**SET TASK**
An exact copy of all the data is required, with pictures left out.

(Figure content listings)
──────────

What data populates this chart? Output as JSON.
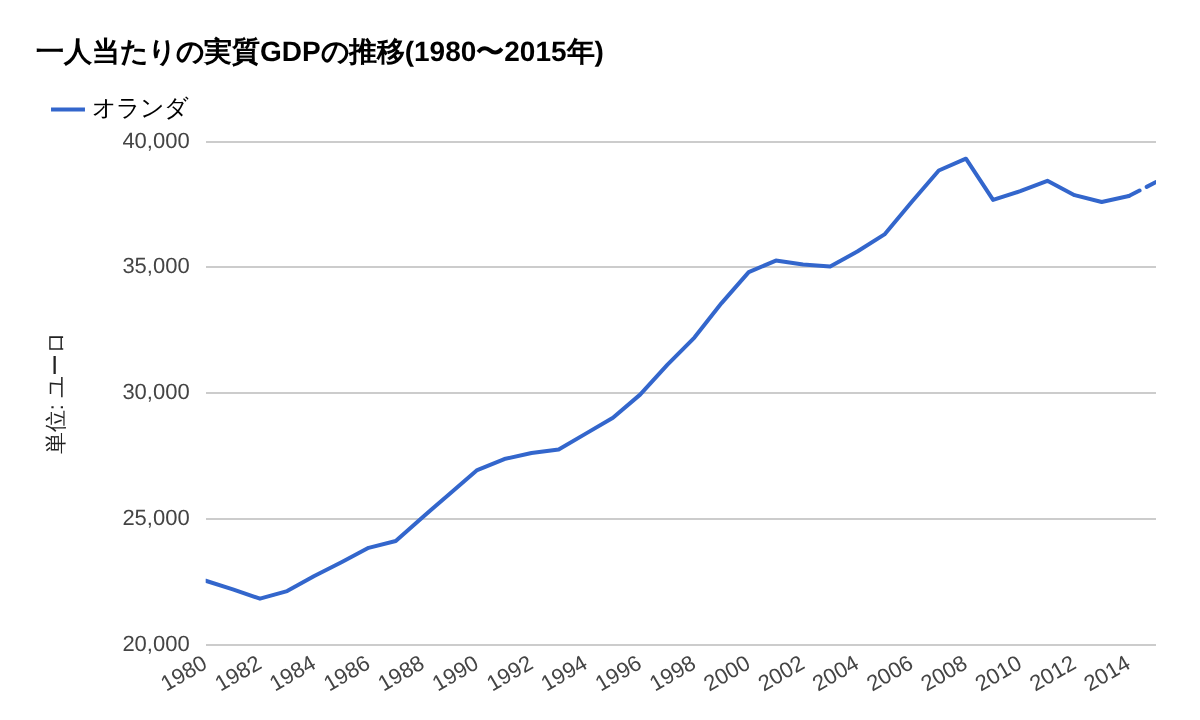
{
  "chart_data": {
    "type": "line",
    "title": "一人当たりの実質GDPの推移(1980〜2015年)",
    "ylabel": "単位: ユーロ",
    "series": [
      {
        "name": "オランダ",
        "color": "#3366cc",
        "line_style": "solid",
        "x": [
          1980,
          1981,
          1982,
          1983,
          1984,
          1985,
          1986,
          1987,
          1988,
          1989,
          1990,
          1991,
          1992,
          1993,
          1994,
          1995,
          1996,
          1997,
          1998,
          1999,
          2000,
          2001,
          2002,
          2003,
          2004,
          2005,
          2006,
          2007,
          2008,
          2009,
          2010,
          2011,
          2012,
          2013,
          2014
        ],
        "values": [
          22540,
          22200,
          21830,
          22130,
          22730,
          23280,
          23850,
          24120,
          25080,
          26010,
          26940,
          27380,
          27620,
          27760,
          28390,
          29020,
          29940,
          31120,
          32210,
          33580,
          34810,
          35270,
          35110,
          35030,
          35630,
          36310,
          37600,
          38850,
          39320,
          37680,
          38030,
          38440,
          37870,
          37600,
          37840
        ]
      },
      {
        "color": "#3366cc",
        "line_style": "dashed",
        "x": [
          2014,
          2015
        ],
        "values": [
          37840,
          38390
        ]
      }
    ],
    "xlim": [
      1980,
      2015
    ],
    "xticks": [
      1980,
      1982,
      1984,
      1986,
      1988,
      1990,
      1992,
      1994,
      1996,
      1998,
      2000,
      2002,
      2004,
      2006,
      2008,
      2010,
      2012,
      2014
    ],
    "ylim": [
      20000,
      40000
    ],
    "yticks": [
      {
        "value": 20000,
        "label": "20,000"
      },
      {
        "value": 25000,
        "label": "25,000"
      },
      {
        "value": 30000,
        "label": "30,000"
      },
      {
        "value": 35000,
        "label": "35,000"
      },
      {
        "value": 40000,
        "label": "40,000"
      }
    ],
    "grid": "y",
    "legend": "top left",
    "marker": "none"
  }
}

──────────

**RESULT FOR THIS TASK**
What data populates this chart? Output as JSON.
{
  "chart_data": {
    "type": "line",
    "title": "一人当たりの実質GDPの推移(1980〜2015年)",
    "ylabel": "単位: ユーロ",
    "series": [
      {
        "name": "オランダ",
        "color": "#3366cc",
        "line_style": "solid",
        "x": [
          1980,
          1981,
          1982,
          1983,
          1984,
          1985,
          1986,
          1987,
          1988,
          1989,
          1990,
          1991,
          1992,
          1993,
          1994,
          1995,
          1996,
          1997,
          1998,
          1999,
          2000,
          2001,
          2002,
          2003,
          2004,
          2005,
          2006,
          2007,
          2008,
          2009,
          2010,
          2011,
          2012,
          2013,
          2014
        ],
        "values": [
          22540,
          22200,
          21830,
          22130,
          22730,
          23280,
          23850,
          24120,
          25080,
          26010,
          26940,
          27380,
          27620,
          27760,
          28390,
          29020,
          29940,
          31120,
          32210,
          33580,
          34810,
          35270,
          35110,
          35030,
          35630,
          36310,
          37600,
          38850,
          39320,
          37680,
          38030,
          38440,
          37870,
          37600,
          37840
        ]
      },
      {
        "color": "#3366cc",
        "line_style": "dashed",
        "x": [
          2014,
          2015
        ],
        "values": [
          37840,
          38390
        ]
      }
    ],
    "xlim": [
      1980,
      2015
    ],
    "xticks": [
      1980,
      1982,
      1984,
      1986,
      1988,
      1990,
      1992,
      1994,
      1996,
      1998,
      2000,
      2002,
      2004,
      2006,
      2008,
      2010,
      2012,
      2014
    ],
    "ylim": [
      20000,
      40000
    ],
    "yticks": [
      {
        "value": 20000,
        "label": "20,000"
      },
      {
        "value": 25000,
        "label": "25,000"
      },
      {
        "value": 30000,
        "label": "30,000"
      },
      {
        "value": 35000,
        "label": "35,000"
      },
      {
        "value": 40000,
        "label": "40,000"
      }
    ],
    "grid": "y",
    "legend": "top left",
    "marker": "none"
  }
}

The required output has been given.